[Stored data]
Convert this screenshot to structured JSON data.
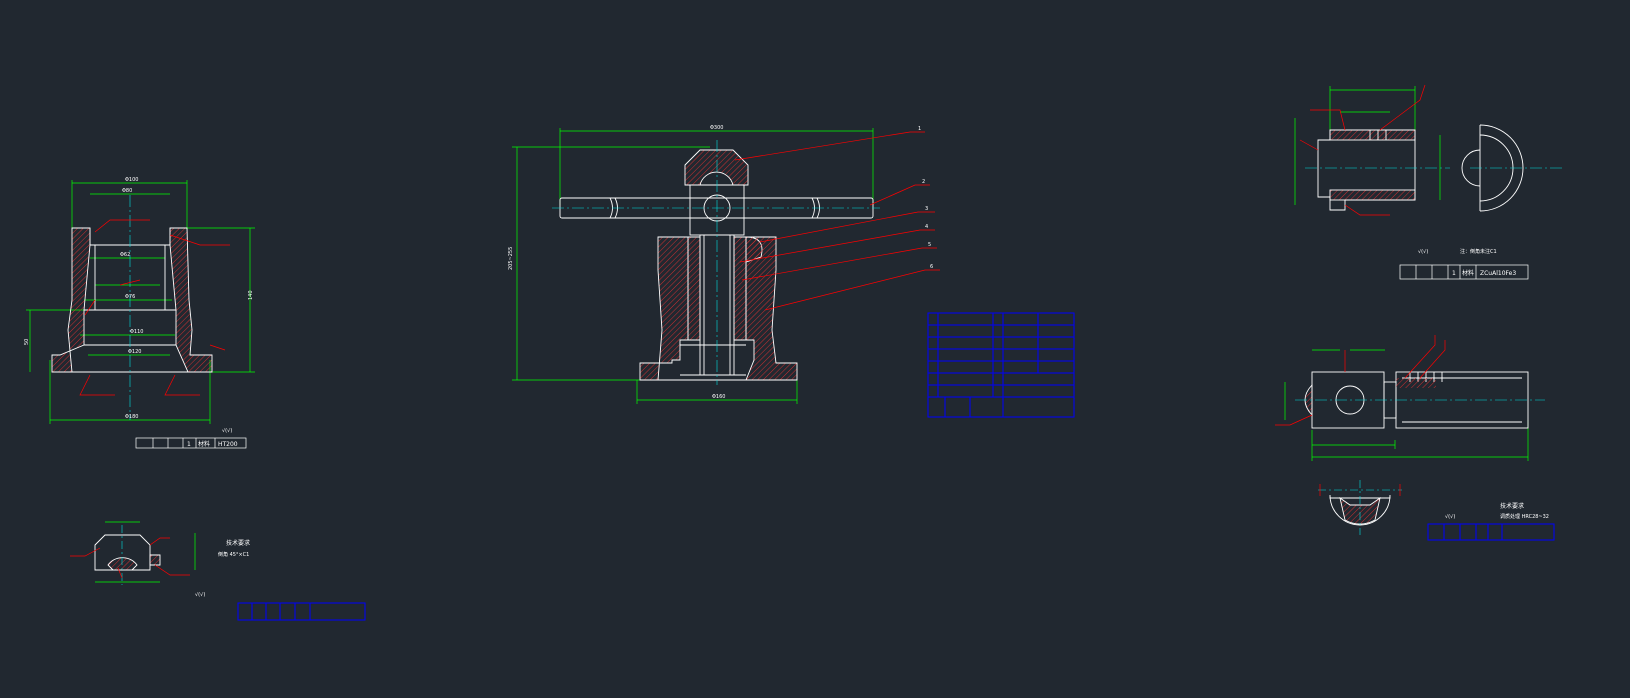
{
  "colors": {
    "background": "#212830",
    "outline": "#ffffff",
    "dimension": "#00ff00",
    "leader": "#ff0000",
    "centerline": "#00e0e0",
    "table": "#0000ff"
  },
  "base_part": {
    "material_label": "材料",
    "material": "HT200",
    "quantity": "1",
    "roughness": "√(√)"
  },
  "nut_part": {
    "material": "ZCuAl10Fe3",
    "quantity": "1",
    "note": "注：倒角未注C1",
    "material_label": "材料",
    "roughness": "√(√)"
  },
  "small_cap_part": {
    "title": "技术要求",
    "note": "倒角 45°×C1",
    "roughness": "√(√)"
  },
  "screw_part": {
    "title": "技术要求",
    "note": "调质处理 HRC28~32",
    "roughness": "√(√)"
  },
  "assembly": {
    "balloons": [
      "1",
      "2",
      "3",
      "4",
      "5",
      "6"
    ]
  }
}
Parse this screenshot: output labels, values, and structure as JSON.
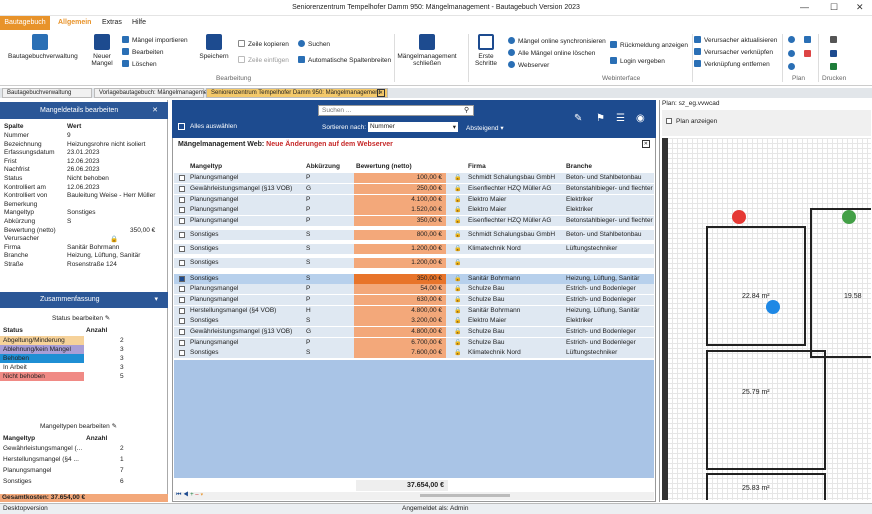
{
  "window": {
    "title": "Seniorenzentrum Tempelhofer Damm 950: Mängelmanagement - Bautagebuch Version 2023"
  },
  "ribbon_tabs": [
    "Bautagebuch",
    "Allgemein",
    "Extras",
    "Hilfe"
  ],
  "ribbon": {
    "btn_bautagebuch": "Bautagebuchverwaltung",
    "btn_neuer": "Neuer Mangel",
    "btn_import": "Mängel importieren",
    "btn_bearbeiten": "Bearbeiten",
    "btn_loeschen": "Löschen",
    "btn_speichern": "Speichern",
    "btn_zeile_kopieren": "Zeile kopieren",
    "btn_zeile_einfuegen": "Zeile einfügen",
    "btn_suchen": "Suchen",
    "btn_spalten": "Automatische Spaltenbreiten",
    "group_bearbeitung": "Bearbeitung",
    "btn_schliessen": "Mängelmanagement schließen",
    "btn_erste": "Erste Schritte",
    "btn_sync": "Mängel online synchronisieren",
    "btn_alle_loeschen": "Alle Mängel online löschen",
    "btn_webserver": "Webserver",
    "btn_rueckmeldung": "Rückmeldung anzeigen",
    "btn_login": "Login vergeben",
    "group_webinterface": "Webinterface",
    "btn_verursacher_akt": "Verursacher aktualisieren",
    "btn_verursacher_verk": "Verursacher verknüpfen",
    "btn_verk_entfernen": "Verknüpfung entfernen",
    "group_plan": "Plan",
    "group_drucken": "Drucken"
  },
  "doc_tabs": [
    "Bautagebuchverwaltung",
    "Vorlagebautagebuch: Mängelmanagement",
    "Seniorenzentrum Tempelhofer Damm 950: Mängelmanagement"
  ],
  "details": {
    "title": "Mangeldetails bearbeiten",
    "col_spalte": "Spalte",
    "col_wert": "Wert",
    "rows": [
      [
        "Nummer",
        "9"
      ],
      [
        "Bezeichnung",
        "Heizungsrohre nicht isoliert"
      ],
      [
        "Erfassungsdatum",
        "23.01.2023"
      ],
      [
        "Frist",
        "12.06.2023"
      ],
      [
        "Nachfrist",
        "26.06.2023"
      ],
      [
        "Status",
        "Nicht behoben"
      ],
      [
        "Kontrolliert am",
        "12.06.2023"
      ],
      [
        "Kontrolliert von",
        "Bauleitung Weise - Herr Müller"
      ],
      [
        "Bemerkung",
        ""
      ],
      [
        "Mangeltyp",
        "Sonstiges"
      ],
      [
        "Abkürzung",
        "S"
      ],
      [
        "Bewertung (netto)",
        "350,00 €"
      ],
      [
        "Verursacher",
        ""
      ],
      [
        "Firma",
        "Sanitär Bohrmann"
      ],
      [
        "Branche",
        "Heizung, Lüftung, Sanitär"
      ],
      [
        "Straße",
        "Rosenstraße 124"
      ]
    ]
  },
  "summary": {
    "title": "Zusammenfassung",
    "status_edit": "Status bearbeiten",
    "col_status": "Status",
    "col_anzahl": "Anzahl",
    "status_rows": [
      {
        "label": "Abgeltung/Minderung",
        "count": "2",
        "color": "#f6d29a"
      },
      {
        "label": "Ablehnung/kein Mangel",
        "count": "3",
        "color": "#a99ed6"
      },
      {
        "label": "Behoben",
        "count": "3",
        "color": "#1f8fd4"
      },
      {
        "label": "In Arbeit",
        "count": "3",
        "color": "#ffffff"
      },
      {
        "label": "Nicht behoben",
        "count": "5",
        "color": "#f08a85"
      }
    ],
    "typ_edit": "Mangeltypen bearbeiten",
    "col_typ": "Mangeltyp",
    "typ_rows": [
      [
        "Gewährleistungsmangel (...",
        "2"
      ],
      [
        "Herstellungsmangel (§4 ...",
        "1"
      ],
      [
        "Planungsmangel",
        "7"
      ],
      [
        "Sonstiges",
        "6"
      ]
    ],
    "total": "Gesamtkosten: 37.654,00 €"
  },
  "filter": {
    "search_placeholder": "Suchen ...",
    "alle_label": "Alles auswählen",
    "sort_label": "Sortieren nach:",
    "sort_value": "Nummer",
    "order": "Absteigend"
  },
  "banner": {
    "prefix": "Mängelmanagement Web: ",
    "highlight": "Neue Änderungen auf dem Webserver"
  },
  "table": {
    "headers": [
      "Mangeltyp",
      "Abkürzung",
      "Bewertung (netto)",
      "Firma",
      "Branche"
    ],
    "rows": [
      [
        "Planungsmangel",
        "P",
        "100,00 €",
        "Schmidt Schalungsbau GmbH",
        "Beton- und Stahlbetonbau"
      ],
      [
        "Gewährleistungsmangel (§13 VOB)",
        "G",
        "250,00 €",
        "Eisenflechter HZQ Müller AG",
        "Betonstahlbieger- und flechter"
      ],
      [
        "Planungsmangel",
        "P",
        "4.100,00 €",
        "Elektro Maier",
        "Elektriker"
      ],
      [
        "Planungsmangel",
        "P",
        "1.520,00 €",
        "Elektro Maier",
        "Elektriker"
      ],
      [
        "Planungsmangel",
        "P",
        "350,00 €",
        "Eisenflechter HZQ Müller AG",
        "Betonstahlbieger- und flechter"
      ],
      [
        "Sonstiges",
        "S",
        "800,00 €",
        "Schmidt Schalungsbau GmbH",
        "Beton- und Stahlbetonbau"
      ],
      [
        "Sonstiges",
        "S",
        "1.200,00 €",
        "Klimatechnik Nord",
        "Lüftungstechniker"
      ],
      [
        "Sonstiges",
        "S",
        "1.200,00 €",
        "",
        ""
      ],
      [
        "Sonstiges",
        "S",
        "350,00 €",
        "Sanitär Bohrmann",
        "Heizung, Lüftung, Sanitär"
      ],
      [
        "Planungsmangel",
        "P",
        "54,00 €",
        "Schulze Bau",
        "Estrich- und Bodenleger"
      ],
      [
        "Planungsmangel",
        "P",
        "630,00 €",
        "Schulze Bau",
        "Estrich- und Bodenleger"
      ],
      [
        "Herstellungsmangel (§4 VOB)",
        "H",
        "4.800,00 €",
        "Sanitär Bohrmann",
        "Heizung, Lüftung, Sanitär"
      ],
      [
        "Sonstiges",
        "S",
        "3.200,00 €",
        "Elektro Maier",
        "Elektriker"
      ],
      [
        "Gewährleistungsmangel (§13 VOB)",
        "G",
        "4.800,00 €",
        "Schulze Bau",
        "Estrich- und Bodenleger"
      ],
      [
        "Planungsmangel",
        "P",
        "6.700,00 €",
        "Schulze Bau",
        "Estrich- und Bodenleger"
      ],
      [
        "Sonstiges",
        "S",
        "7.600,00 €",
        "Klimatechnik Nord",
        "Lüftungstechniker"
      ]
    ],
    "total": "37.654,00 €"
  },
  "plan": {
    "title": "Plan: sz_eg.vvwcad",
    "show_label": "Plan anzeigen",
    "room1": "22.84 m²",
    "room2": "19.58",
    "room3": "25.79 m²",
    "room4": "25.83 m²"
  },
  "statusbar": {
    "left": "Desktopversion",
    "center": "Angemeldet als: Admin"
  }
}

• Given exercise:
Return each line among the entries that holds the word "JSON".

• Answer to the problem:
Convert this screenshot to structured JSON data.
Parse this screenshot: output labels, values, and structure as JSON.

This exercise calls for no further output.